* start Records *
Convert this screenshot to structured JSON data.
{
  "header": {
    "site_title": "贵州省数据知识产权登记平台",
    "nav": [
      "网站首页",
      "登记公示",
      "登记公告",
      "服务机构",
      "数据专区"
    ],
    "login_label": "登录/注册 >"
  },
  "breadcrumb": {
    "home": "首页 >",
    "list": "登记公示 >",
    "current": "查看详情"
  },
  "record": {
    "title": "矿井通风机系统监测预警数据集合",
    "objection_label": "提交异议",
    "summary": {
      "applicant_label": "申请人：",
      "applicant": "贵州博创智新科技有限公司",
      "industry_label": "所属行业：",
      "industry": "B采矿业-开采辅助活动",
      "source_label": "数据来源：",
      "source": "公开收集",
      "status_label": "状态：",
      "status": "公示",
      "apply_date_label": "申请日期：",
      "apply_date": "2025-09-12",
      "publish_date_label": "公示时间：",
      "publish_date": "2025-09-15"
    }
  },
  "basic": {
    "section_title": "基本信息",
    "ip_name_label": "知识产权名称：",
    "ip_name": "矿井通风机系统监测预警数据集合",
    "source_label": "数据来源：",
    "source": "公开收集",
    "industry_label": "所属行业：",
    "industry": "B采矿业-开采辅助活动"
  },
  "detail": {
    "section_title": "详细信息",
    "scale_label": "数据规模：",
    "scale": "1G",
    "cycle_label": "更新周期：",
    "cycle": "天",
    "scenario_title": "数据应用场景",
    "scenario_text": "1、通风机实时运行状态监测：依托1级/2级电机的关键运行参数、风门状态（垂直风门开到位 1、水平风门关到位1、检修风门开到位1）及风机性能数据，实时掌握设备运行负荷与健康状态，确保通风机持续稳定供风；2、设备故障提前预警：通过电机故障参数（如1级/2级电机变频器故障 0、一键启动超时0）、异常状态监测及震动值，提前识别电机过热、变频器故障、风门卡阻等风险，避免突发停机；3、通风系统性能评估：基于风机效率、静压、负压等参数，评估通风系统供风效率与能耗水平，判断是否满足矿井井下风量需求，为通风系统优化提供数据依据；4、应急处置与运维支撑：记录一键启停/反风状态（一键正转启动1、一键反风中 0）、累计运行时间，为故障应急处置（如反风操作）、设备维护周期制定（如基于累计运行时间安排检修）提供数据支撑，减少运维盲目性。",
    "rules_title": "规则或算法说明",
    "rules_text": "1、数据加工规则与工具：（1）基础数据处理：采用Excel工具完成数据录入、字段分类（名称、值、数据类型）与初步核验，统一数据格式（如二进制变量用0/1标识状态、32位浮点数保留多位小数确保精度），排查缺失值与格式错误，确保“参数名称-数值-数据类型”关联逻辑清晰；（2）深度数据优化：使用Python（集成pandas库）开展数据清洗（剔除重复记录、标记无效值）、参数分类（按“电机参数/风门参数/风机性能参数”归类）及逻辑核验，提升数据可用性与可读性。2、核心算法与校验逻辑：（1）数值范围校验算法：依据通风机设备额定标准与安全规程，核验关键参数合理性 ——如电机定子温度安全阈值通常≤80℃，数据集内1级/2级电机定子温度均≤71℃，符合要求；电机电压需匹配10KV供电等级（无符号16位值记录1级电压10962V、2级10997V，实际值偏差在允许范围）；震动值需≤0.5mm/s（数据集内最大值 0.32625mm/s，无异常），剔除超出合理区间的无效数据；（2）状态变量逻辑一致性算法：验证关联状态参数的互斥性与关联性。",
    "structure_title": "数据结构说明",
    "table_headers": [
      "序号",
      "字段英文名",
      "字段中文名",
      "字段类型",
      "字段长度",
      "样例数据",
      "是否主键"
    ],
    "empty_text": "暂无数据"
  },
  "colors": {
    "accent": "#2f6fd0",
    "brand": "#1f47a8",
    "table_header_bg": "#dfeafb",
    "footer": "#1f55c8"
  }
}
* end Records *
[Given instruction]: Return the material exactly as it stands.

[Exercise response]:
Convert this screenshot to structured JSON data.
{
  "header": {
    "site_title": "贵州省数据知识产权登记平台",
    "nav": [
      "网站首页",
      "登记公示",
      "登记公告",
      "服务机构",
      "数据专区"
    ],
    "login_label": "登录/注册 >"
  },
  "breadcrumb": {
    "home": "首页 >",
    "list": "登记公示 >",
    "current": "查看详情"
  },
  "record": {
    "title": "矿井通风机系统监测预警数据集合",
    "objection_label": "提交异议",
    "summary": {
      "applicant_label": "申请人：",
      "applicant": "贵州博创智新科技有限公司",
      "industry_label": "所属行业：",
      "industry": "B采矿业-开采辅助活动",
      "source_label": "数据来源：",
      "source": "公开收集",
      "status_label": "状态：",
      "status": "公示",
      "apply_date_label": "申请日期：",
      "apply_date": "2025-09-12",
      "publish_date_label": "公示时间：",
      "publish_date": "2025-09-15"
    }
  },
  "basic": {
    "section_title": "基本信息",
    "ip_name_label": "知识产权名称：",
    "ip_name": "矿井通风机系统监测预警数据集合",
    "source_label": "数据来源：",
    "source": "公开收集",
    "industry_label": "所属行业：",
    "industry": "B采矿业-开采辅助活动"
  },
  "detail": {
    "section_title": "详细信息",
    "scale_label": "数据规模：",
    "scale": "1G",
    "cycle_label": "更新周期：",
    "cycle": "天",
    "scenario_title": "数据应用场景",
    "scenario_text": "1、通风机实时运行状态监测：依托1级/2级电机的关键运行参数、风门状态（垂直风门开到位 1、水平风门关到位1、检修风门开到位1）及风机性能数据，实时掌握设备运行负荷与健康状态，确保通风机持续稳定供风；2、设备故障提前预警：通过电机故障参数（如1级/2级电机变频器故障 0、一键启动超时0）、异常状态监测及震动值，提前识别电机过热、变频器故障、风门卡阻等风险，避免突发停机；3、通风系统性能评估：基于风机效率、静压、负压等参数，评估通风系统供风效率与能耗水平，判断是否满足矿井井下风量需求，为通风系统优化提供数据依据；4、应急处置与运维支撑：记录一键启停/反风状态（一键正转启动1、一键反风中 0）、累计运行时间，为故障应急处置（如反风操作）、设备维护周期制定（如基于累计运行时间安排检修）提供数据支撑，减少运维盲目性。",
    "rules_title": "规则或算法说明",
    "rules_text": "1、数据加工规则与工具：（1）基础数据处理：采用Excel工具完成数据录入、字段分类（名称、值、数据类型）与初步核验，统一数据格式（如二进制变量用0/1标识状态、32位浮点数保留多位小数确保精度），排查缺失值与格式错误，确保“参数名称-数值-数据类型”关联逻辑清晰；（2）深度数据优化：使用Python（集成pandas库）开展数据清洗（剔除重复记录、标记无效值）、参数分类（按“电机参数/风门参数/风机性能参数”归类）及逻辑核验，提升数据可用性与可读性。2、核心算法与校验逻辑：（1）数值范围校验算法：依据通风机设备额定标准与安全规程，核验关键参数合理性 ——如电机定子温度安全阈值通常≤80℃，数据集内1级/2级电机定子温度均≤71℃，符合要求；电机电压需匹配10KV供电等级（无符号16位值记录1级电压10962V、2级10997V，实际值偏差在允许范围）；震动值需≤0.5mm/s（数据集内最大值 0.32625mm/s，无异常），剔除超出合理区间的无效数据；（2）状态变量逻辑一致性算法：验证关联状态参数的互斥性与关联性。",
    "structure_title": "数据结构说明",
    "table_headers": [
      "序号",
      "字段英文名",
      "字段中文名",
      "字段类型",
      "字段长度",
      "样例数据",
      "是否主键"
    ],
    "empty_text": "暂无数据"
  },
  "colors": {
    "accent": "#2f6fd0",
    "brand": "#1f47a8",
    "table_header_bg": "#dfeafb",
    "footer": "#1f55c8"
  }
}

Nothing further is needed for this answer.